Find the string "уполномоченным" in the listing and report every line that has it.

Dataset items
+--

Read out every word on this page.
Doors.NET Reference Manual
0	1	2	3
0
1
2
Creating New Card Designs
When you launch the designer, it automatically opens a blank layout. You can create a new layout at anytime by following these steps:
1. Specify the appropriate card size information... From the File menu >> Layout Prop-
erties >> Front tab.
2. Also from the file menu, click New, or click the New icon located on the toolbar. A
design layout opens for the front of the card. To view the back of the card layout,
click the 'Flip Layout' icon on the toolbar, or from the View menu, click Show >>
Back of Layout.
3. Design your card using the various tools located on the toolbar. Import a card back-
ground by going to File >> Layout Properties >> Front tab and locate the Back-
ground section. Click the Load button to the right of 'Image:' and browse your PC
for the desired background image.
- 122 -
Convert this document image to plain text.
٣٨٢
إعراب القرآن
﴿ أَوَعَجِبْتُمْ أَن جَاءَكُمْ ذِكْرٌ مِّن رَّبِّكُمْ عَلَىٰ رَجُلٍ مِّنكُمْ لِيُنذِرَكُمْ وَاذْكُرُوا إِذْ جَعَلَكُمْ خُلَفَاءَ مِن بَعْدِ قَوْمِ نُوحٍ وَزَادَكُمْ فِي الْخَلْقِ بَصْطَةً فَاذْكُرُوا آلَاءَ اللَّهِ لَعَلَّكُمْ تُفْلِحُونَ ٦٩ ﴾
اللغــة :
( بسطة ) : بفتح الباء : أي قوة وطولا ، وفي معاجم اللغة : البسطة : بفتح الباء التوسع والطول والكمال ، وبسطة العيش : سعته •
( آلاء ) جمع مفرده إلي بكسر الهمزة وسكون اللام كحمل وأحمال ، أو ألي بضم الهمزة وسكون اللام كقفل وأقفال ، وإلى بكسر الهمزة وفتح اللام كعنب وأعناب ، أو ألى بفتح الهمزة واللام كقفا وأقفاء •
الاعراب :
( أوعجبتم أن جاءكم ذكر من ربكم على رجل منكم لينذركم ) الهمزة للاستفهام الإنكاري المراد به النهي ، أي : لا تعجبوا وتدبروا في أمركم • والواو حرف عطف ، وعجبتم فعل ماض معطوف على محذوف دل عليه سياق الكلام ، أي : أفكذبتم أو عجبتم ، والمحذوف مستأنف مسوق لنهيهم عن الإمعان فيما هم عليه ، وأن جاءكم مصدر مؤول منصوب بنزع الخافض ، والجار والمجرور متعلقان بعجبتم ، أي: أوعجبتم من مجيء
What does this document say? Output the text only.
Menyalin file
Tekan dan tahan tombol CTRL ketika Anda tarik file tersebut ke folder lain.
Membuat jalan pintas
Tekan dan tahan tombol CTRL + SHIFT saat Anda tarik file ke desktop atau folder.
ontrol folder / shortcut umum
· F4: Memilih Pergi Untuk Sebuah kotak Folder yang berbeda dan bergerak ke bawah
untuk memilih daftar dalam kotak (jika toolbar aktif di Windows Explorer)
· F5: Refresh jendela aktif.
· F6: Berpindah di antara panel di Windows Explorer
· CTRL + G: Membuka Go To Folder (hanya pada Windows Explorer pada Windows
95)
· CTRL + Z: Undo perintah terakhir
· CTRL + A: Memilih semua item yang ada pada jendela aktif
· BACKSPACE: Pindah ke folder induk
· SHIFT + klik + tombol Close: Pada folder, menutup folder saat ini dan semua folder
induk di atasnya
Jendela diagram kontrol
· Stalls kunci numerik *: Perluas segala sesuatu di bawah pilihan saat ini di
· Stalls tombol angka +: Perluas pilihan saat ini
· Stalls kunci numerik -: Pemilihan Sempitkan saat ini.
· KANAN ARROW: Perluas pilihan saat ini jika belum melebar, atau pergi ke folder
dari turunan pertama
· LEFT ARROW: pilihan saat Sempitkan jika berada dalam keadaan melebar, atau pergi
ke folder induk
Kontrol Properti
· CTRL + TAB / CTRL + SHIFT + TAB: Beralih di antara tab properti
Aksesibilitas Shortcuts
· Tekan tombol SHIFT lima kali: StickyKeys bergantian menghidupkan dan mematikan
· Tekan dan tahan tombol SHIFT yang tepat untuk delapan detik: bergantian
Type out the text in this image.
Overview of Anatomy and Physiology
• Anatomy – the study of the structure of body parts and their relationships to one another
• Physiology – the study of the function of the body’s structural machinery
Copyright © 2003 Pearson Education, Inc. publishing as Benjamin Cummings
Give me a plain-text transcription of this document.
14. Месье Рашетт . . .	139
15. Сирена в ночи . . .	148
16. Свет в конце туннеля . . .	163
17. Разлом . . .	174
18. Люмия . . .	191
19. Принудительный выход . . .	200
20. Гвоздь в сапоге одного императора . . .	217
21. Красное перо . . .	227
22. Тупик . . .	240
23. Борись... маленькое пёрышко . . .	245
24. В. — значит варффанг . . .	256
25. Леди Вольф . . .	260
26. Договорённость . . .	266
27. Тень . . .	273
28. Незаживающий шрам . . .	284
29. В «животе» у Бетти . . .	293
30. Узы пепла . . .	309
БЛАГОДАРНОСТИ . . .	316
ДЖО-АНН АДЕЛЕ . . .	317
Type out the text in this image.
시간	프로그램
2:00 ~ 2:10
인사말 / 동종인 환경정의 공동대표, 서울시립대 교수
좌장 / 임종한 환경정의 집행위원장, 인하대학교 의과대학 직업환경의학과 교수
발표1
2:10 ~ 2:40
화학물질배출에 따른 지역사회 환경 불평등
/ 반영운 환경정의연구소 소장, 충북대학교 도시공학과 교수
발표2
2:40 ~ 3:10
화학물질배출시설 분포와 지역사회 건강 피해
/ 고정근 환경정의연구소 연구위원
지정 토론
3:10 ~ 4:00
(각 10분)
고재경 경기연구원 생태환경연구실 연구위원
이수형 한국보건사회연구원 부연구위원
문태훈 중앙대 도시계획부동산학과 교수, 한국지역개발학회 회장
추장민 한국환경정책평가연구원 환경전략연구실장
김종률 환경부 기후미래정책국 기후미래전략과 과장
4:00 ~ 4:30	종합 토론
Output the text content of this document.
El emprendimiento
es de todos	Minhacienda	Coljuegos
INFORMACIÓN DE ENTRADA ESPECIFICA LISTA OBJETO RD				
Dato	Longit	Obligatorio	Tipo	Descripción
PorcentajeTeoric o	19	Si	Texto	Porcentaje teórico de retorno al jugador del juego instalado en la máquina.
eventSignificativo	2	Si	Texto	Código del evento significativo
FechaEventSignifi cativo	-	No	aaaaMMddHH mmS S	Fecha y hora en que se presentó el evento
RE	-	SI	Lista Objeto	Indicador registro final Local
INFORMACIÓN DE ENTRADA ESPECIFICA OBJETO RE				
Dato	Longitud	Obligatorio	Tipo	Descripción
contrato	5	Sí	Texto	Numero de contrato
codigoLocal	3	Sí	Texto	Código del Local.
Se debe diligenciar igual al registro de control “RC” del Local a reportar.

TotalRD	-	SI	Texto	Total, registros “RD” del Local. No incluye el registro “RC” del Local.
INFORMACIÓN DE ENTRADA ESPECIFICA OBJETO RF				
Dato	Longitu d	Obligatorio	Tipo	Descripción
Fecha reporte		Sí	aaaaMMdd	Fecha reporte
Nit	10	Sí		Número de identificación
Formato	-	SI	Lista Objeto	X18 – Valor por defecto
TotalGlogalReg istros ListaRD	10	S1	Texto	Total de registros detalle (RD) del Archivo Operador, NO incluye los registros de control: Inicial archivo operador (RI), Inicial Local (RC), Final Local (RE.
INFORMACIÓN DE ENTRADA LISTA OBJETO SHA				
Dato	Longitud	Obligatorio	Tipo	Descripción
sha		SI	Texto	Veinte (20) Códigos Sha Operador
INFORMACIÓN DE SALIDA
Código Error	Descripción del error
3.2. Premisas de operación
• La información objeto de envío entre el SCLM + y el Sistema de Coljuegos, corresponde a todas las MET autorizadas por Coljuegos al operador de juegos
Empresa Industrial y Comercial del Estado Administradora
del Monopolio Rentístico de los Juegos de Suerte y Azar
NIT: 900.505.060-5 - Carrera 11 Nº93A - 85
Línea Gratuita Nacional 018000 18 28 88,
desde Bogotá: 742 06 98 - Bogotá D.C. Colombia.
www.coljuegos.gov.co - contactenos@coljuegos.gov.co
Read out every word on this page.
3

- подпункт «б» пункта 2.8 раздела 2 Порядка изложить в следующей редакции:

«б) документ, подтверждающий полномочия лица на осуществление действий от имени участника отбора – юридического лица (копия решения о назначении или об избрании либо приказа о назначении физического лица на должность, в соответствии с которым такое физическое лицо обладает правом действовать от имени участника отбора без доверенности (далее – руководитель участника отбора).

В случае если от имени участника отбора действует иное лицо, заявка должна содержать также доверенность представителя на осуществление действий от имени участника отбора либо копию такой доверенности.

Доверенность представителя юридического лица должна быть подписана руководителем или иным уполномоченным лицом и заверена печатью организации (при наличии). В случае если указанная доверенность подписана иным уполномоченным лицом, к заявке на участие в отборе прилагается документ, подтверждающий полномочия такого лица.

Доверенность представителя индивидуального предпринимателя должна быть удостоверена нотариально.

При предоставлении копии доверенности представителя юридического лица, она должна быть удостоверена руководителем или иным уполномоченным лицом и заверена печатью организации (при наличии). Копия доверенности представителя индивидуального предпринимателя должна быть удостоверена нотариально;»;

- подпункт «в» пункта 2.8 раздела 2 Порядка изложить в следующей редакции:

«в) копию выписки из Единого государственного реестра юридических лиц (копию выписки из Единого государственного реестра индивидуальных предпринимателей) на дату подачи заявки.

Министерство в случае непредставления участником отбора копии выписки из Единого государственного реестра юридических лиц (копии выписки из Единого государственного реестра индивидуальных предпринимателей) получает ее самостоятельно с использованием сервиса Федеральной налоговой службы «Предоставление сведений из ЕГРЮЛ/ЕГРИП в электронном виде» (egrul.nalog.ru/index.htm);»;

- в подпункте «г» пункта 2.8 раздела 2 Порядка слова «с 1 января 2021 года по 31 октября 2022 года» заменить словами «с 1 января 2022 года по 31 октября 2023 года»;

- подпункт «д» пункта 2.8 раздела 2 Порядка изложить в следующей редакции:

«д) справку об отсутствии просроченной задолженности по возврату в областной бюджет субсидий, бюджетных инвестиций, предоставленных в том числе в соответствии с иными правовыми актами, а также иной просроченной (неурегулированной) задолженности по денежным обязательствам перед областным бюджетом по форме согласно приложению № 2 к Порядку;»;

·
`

+--

OUTPUT BELOW:
Доверенность представителя юридического лица должна быть подписана руководителем или иным уполномоченным лицом и заверена печатью организации (при наличии). В случае если указанная доверенность подписана иным уполномоченным лицом, к заявке на участие в отборе прилагается документ, подтверждающий полномочия такого лица.
При предоставлении копии доверенности представителя юридического лица, она должна быть удостоверена руководителем или иным уполномоченным лицом и заверена печатью организации (при наличии). Копия доверенности представителя индивидуального предпринимателя должна быть удостоверена нотариально;»;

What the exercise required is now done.